[EXERCISE OBJECTIVE] Nothing should be left out: output all of the entries exactly.

[Collection entries]
^^^^^^^^^^^^^^^^
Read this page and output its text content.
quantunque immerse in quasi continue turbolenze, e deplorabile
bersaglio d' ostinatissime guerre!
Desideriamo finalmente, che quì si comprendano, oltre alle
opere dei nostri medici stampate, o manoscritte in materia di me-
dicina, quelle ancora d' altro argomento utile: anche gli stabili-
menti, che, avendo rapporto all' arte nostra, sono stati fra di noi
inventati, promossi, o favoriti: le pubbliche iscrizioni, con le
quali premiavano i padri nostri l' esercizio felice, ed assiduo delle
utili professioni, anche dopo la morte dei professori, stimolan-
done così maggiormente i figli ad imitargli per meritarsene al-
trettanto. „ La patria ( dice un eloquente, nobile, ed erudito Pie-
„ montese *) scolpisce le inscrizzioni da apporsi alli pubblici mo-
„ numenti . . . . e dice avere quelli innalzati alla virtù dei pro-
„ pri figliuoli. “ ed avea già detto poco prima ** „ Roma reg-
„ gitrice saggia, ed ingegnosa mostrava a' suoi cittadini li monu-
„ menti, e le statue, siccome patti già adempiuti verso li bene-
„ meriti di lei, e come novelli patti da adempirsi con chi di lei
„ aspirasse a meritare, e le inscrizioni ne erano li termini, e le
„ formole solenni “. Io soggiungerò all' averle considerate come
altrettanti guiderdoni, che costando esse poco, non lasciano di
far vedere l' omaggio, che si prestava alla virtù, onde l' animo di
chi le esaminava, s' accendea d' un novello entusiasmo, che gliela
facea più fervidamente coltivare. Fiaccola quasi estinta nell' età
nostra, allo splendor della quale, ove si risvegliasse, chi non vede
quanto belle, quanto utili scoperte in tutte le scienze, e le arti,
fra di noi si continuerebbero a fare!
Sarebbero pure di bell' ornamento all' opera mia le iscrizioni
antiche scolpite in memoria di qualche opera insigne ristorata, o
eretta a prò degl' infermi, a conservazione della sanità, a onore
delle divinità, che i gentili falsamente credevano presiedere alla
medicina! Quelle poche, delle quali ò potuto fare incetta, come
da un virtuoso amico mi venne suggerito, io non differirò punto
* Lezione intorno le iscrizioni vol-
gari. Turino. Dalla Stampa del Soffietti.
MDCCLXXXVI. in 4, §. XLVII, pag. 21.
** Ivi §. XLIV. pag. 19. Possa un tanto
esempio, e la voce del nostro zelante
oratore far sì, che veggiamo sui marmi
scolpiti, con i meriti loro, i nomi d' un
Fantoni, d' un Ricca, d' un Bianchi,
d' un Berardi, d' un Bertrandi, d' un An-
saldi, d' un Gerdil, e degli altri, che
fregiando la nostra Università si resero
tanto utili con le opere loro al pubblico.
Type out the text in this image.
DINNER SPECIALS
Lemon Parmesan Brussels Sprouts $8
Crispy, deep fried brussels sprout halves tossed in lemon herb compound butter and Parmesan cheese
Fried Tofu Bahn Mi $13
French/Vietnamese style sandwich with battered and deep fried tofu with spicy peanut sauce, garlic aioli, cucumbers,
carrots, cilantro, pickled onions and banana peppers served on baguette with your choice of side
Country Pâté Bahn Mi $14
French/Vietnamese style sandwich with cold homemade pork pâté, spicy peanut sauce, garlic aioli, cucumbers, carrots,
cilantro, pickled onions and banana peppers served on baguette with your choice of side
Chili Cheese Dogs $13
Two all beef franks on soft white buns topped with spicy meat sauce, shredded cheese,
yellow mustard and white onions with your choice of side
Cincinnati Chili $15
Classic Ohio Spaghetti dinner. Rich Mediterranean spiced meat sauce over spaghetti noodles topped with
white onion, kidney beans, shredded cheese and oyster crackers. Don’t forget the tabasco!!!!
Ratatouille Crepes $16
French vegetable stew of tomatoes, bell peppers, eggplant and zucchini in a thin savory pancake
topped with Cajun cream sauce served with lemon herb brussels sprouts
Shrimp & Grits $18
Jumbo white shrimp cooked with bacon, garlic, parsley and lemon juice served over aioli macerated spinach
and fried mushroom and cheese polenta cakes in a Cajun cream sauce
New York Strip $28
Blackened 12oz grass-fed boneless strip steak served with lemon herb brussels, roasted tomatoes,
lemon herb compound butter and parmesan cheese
^^^^^^^^^^^^^^^^
[FINAL RESULT]
Read this page and output its text content.
quantunque immerse in quasi continue turbolenze, e deplorabile
bersaglio d' ostinatissime guerre!
Desideriamo finalmente, che quì si comprendano, oltre alle
opere dei nostri medici stampate, o manoscritte in materia di me-
dicina, quelle ancora d' altro argomento utile: anche gli stabili-
menti, che, avendo rapporto all' arte nostra, sono stati fra di noi
inventati, promossi, o favoriti: le pubbliche iscrizioni, con le
quali premiavano i padri nostri l' esercizio felice, ed assiduo delle
utili professioni, anche dopo la morte dei professori, stimolan-
done così maggiormente i figli ad imitargli per meritarsene al-
trettanto. „ La patria ( dice un eloquente, nobile, ed erudito Pie-
„ montese *) scolpisce le inscrizzioni da apporsi alli pubblici mo-
„ numenti . . . . e dice avere quelli innalzati alla virtù dei pro-
„ pri figliuoli. “ ed avea già detto poco prima ** „ Roma reg-
„ gitrice saggia, ed ingegnosa mostrava a' suoi cittadini li monu-
„ menti, e le statue, siccome patti già adempiuti verso li bene-
„ meriti di lei, e come novelli patti da adempirsi con chi di lei
„ aspirasse a meritare, e le inscrizioni ne erano li termini, e le
„ formole solenni “. Io soggiungerò all' averle considerate come
altrettanti guiderdoni, che costando esse poco, non lasciano di
far vedere l' omaggio, che si prestava alla virtù, onde l' animo di
chi le esaminava, s' accendea d' un novello entusiasmo, che gliela
facea più fervidamente coltivare. Fiaccola quasi estinta nell' età
nostra, allo splendor della quale, ove si risvegliasse, chi non vede
quanto belle, quanto utili scoperte in tutte le scienze, e le arti,
fra di noi si continuerebbero a fare!
Sarebbero pure di bell' ornamento all' opera mia le iscrizioni
antiche scolpite in memoria di qualche opera insigne ristorata, o
eretta a prò degl' infermi, a conservazione della sanità, a onore
delle divinità, che i gentili falsamente credevano presiedere alla
medicina! Quelle poche, delle quali ò potuto fare incetta, come
da un virtuoso amico mi venne suggerito, io non differirò punto
* Lezione intorno le iscrizioni vol-
gari. Turino. Dalla Stampa del Soffietti.
MDCCLXXXVI. in 4, §. XLVII, pag. 21.
** Ivi §. XLIV. pag. 19. Possa un tanto
esempio, e la voce del nostro zelante
oratore far sì, che veggiamo sui marmi
scolpiti, con i meriti loro, i nomi d' un
Fantoni, d' un Ricca, d' un Bianchi,
d' un Berardi, d' un Bertrandi, d' un An-
saldi, d' un Gerdil, e degli altri, che
fregiando la nostra Università si resero
tanto utili con le opere loro al pubblico.
Type out the text in this image.
DINNER SPECIALS
Lemon Parmesan Brussels Sprouts $8
Crispy, deep fried brussels sprout halves tossed in lemon herb compound butter and Parmesan cheese
Fried Tofu Bahn Mi $13
French/Vietnamese style sandwich with battered and deep fried tofu with spicy peanut sauce, garlic aioli, cucumbers,
carrots, cilantro, pickled onions and banana peppers served on baguette with your choice of side
Country Pâté Bahn Mi $14
French/Vietnamese style sandwich with cold homemade pork pâté, spicy peanut sauce, garlic aioli, cucumbers, carrots,
cilantro, pickled onions and banana peppers served on baguette with your choice of side
Chili Cheese Dogs $13
Two all beef franks on soft white buns topped with spicy meat sauce, shredded cheese,
yellow mustard and white onions with your choice of side
Cincinnati Chili $15
Classic Ohio Spaghetti dinner. Rich Mediterranean spiced meat sauce over spaghetti noodles topped with
white onion, kidney beans, shredded cheese and oyster crackers. Don’t forget the tabasco!!!!
Ratatouille Crepes $16
French vegetable stew of tomatoes, bell peppers, eggplant and zucchini in a thin savory pancake
topped with Cajun cream sauce served with lemon herb brussels sprouts
Shrimp & Grits $18
Jumbo white shrimp cooked with bacon, garlic, parsley and lemon juice served over aioli macerated spinach
and fried mushroom and cheese polenta cakes in a Cajun cream sauce
New York Strip $28
Blackened 12oz grass-fed boneless strip steak served with lemon herb brussels, roasted tomatoes,
lemon herb compound butter and parmesan cheese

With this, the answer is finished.